▶ _Exercise prompt_: Tally every line of the listing where the string "Ballon" is found, and state the total alone.

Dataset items
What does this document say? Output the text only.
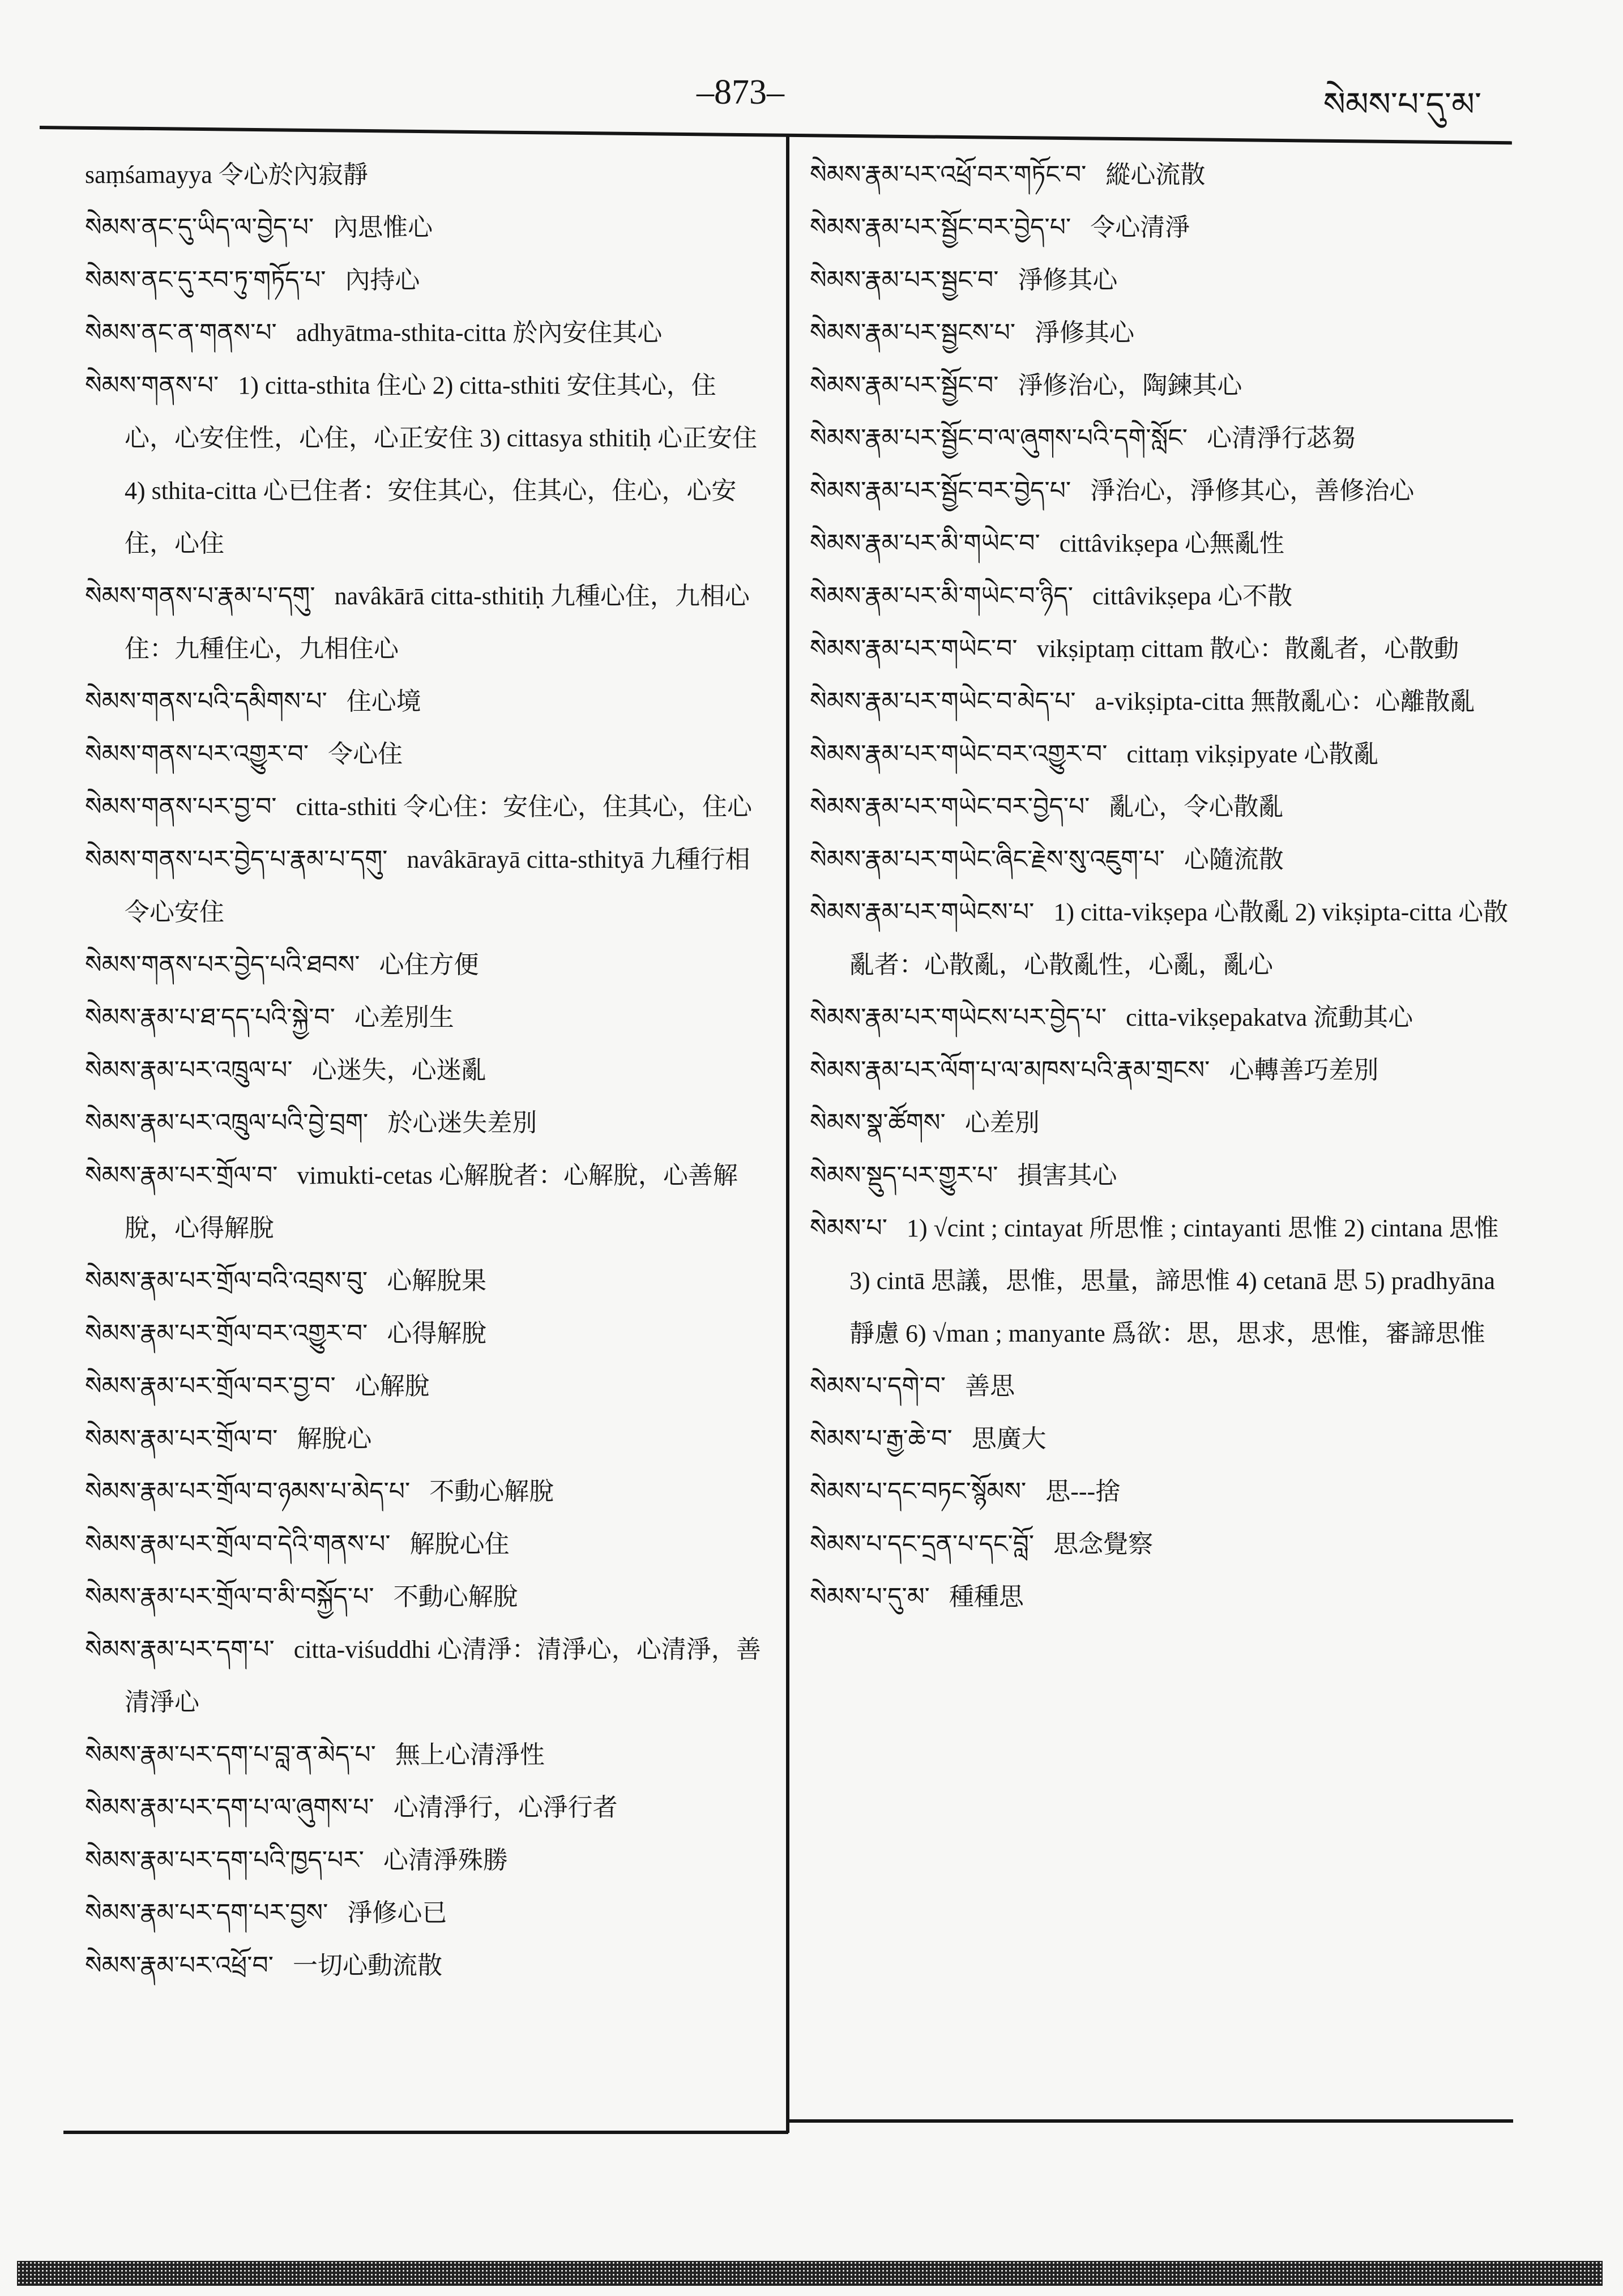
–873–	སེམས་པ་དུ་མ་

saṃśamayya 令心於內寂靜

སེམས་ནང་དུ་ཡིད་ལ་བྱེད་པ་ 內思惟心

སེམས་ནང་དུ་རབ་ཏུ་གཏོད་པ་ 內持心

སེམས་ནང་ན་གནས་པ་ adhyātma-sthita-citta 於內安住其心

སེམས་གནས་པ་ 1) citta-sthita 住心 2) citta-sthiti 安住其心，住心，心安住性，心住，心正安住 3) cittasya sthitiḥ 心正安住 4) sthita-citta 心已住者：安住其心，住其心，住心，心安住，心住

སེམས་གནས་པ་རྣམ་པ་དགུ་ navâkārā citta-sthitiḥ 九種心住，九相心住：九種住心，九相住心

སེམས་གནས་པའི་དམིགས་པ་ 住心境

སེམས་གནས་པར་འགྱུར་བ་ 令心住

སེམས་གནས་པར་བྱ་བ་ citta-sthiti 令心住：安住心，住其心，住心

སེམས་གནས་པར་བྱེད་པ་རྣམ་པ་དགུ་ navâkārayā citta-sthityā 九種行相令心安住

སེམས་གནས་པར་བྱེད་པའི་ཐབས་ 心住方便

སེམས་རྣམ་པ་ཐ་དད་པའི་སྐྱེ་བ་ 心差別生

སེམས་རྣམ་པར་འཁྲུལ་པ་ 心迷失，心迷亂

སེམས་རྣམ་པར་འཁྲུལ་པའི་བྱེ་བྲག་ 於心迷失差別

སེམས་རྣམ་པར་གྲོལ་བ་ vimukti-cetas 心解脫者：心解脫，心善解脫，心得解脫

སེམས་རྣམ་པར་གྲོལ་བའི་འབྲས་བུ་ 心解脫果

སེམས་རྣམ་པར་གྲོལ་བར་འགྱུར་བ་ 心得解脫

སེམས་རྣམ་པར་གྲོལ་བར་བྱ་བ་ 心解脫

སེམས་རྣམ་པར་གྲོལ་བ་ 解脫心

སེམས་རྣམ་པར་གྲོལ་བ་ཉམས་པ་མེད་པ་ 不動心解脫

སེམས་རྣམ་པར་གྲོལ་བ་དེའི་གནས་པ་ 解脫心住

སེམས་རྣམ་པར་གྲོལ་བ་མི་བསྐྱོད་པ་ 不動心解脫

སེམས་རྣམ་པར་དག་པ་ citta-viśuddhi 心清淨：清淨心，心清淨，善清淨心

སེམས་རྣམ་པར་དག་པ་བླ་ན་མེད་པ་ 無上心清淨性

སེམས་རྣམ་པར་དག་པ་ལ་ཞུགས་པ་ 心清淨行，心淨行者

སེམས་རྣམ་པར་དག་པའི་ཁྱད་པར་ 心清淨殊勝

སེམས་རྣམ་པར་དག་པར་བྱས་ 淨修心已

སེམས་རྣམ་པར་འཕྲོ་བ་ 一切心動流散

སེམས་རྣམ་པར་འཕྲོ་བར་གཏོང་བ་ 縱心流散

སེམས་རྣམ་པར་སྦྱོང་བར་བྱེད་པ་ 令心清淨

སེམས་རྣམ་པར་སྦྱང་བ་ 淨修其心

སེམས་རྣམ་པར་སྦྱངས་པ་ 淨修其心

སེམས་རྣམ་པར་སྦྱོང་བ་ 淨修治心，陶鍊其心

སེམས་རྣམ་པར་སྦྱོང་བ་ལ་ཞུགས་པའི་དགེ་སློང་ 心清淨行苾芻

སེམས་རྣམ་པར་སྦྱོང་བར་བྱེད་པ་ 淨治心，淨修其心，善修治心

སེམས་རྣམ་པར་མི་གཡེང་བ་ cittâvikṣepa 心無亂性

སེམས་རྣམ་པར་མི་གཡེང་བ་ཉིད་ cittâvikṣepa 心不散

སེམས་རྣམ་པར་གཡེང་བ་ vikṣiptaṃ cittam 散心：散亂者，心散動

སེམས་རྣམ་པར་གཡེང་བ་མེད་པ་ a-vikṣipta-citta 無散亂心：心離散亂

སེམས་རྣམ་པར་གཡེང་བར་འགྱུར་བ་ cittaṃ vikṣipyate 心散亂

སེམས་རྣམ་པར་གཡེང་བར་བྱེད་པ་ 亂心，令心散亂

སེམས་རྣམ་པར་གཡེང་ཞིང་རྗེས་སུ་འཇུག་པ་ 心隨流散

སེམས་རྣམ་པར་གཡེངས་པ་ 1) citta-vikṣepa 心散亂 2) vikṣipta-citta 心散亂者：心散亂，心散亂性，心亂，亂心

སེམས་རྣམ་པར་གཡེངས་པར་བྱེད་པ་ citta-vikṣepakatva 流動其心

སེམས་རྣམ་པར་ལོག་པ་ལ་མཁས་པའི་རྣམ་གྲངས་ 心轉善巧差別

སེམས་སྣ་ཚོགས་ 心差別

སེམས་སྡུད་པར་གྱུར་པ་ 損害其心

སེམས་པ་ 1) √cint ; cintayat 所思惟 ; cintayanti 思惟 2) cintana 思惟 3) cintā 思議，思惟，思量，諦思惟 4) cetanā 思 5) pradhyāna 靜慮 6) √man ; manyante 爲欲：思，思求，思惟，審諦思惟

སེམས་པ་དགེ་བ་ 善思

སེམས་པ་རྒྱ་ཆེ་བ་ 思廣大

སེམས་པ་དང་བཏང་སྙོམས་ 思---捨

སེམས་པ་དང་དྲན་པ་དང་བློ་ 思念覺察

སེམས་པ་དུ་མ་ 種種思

---

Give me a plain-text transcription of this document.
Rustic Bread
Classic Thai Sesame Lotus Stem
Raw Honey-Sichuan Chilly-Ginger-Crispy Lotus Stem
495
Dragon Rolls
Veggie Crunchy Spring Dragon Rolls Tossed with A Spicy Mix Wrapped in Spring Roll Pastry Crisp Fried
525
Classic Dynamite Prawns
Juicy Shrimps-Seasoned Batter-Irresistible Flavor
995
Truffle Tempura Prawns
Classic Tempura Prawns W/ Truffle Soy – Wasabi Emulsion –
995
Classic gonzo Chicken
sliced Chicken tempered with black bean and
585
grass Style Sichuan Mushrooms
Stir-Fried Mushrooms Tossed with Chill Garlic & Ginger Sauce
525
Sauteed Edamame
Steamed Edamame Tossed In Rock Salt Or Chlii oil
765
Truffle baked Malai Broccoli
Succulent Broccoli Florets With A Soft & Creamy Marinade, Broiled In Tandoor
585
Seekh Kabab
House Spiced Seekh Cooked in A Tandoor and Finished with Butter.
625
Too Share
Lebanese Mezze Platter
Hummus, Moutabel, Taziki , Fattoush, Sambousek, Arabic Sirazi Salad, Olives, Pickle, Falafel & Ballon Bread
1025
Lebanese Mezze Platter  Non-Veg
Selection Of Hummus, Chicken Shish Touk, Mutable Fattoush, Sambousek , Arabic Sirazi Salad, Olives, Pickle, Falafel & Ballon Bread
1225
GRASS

▶ _Expected answer_: 2